Stated task: All of the data below must be repeated exactly.

+++++

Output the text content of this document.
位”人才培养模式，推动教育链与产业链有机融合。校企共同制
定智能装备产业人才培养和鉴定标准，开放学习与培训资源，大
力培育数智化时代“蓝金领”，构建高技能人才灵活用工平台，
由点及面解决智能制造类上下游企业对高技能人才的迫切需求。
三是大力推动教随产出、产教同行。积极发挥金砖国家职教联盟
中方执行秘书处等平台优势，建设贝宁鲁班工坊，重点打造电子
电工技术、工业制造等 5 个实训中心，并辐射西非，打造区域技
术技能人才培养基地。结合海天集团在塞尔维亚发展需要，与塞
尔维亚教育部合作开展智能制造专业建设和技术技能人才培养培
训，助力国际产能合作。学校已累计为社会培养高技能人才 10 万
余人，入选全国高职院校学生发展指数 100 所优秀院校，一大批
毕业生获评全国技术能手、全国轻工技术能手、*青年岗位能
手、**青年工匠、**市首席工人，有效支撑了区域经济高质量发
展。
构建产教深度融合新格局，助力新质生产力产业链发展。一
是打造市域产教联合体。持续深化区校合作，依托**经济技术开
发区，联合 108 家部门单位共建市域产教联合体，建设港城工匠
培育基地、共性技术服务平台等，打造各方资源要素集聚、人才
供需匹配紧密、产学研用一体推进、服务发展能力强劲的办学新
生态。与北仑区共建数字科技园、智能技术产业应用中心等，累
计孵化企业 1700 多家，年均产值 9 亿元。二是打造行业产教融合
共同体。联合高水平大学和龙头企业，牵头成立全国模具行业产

+++++

Solution to the problem:
Output the text content of this document.
位”人才培养模式，推动教育链与产业链有机融合。校企共同制
定智能装备产业人才培养和鉴定标准，开放学习与培训资源，大
力培育数智化时代“蓝金领”，构建高技能人才灵活用工平台，
由点及面解决智能制造类上下游企业对高技能人才的迫切需求。
三是大力推动教随产出、产教同行。积极发挥金砖国家职教联盟
中方执行秘书处等平台优势，建设贝宁鲁班工坊，重点打造电子
电工技术、工业制造等 5 个实训中心，并辐射西非，打造区域技
术技能人才培养基地。结合海天集团在塞尔维亚发展需要，与塞
尔维亚教育部合作开展智能制造专业建设和技术技能人才培养培
训，助力国际产能合作。学校已累计为社会培养高技能人才 10 万
余人，入选全国高职院校学生发展指数 100 所优秀院校，一大批
毕业生获评全国技术能手、全国轻工技术能手、*青年岗位能
手、**青年工匠、**市首席工人，有效支撑了区域经济高质量发
展。
构建产教深度融合新格局，助力新质生产力产业链发展。一
是打造市域产教联合体。持续深化区校合作，依托**经济技术开
发区，联合 108 家部门单位共建市域产教联合体，建设港城工匠
培育基地、共性技术服务平台等，打造各方资源要素集聚、人才
供需匹配紧密、产学研用一体推进、服务发展能力强劲的办学新
生态。与北仑区共建数字科技园、智能技术产业应用中心等，累
计孵化企业 1700 多家，年均产值 9 亿元。二是打造行业产教融合
共同体。联合高水平大学和龙头企业，牵头成立全国模具行业产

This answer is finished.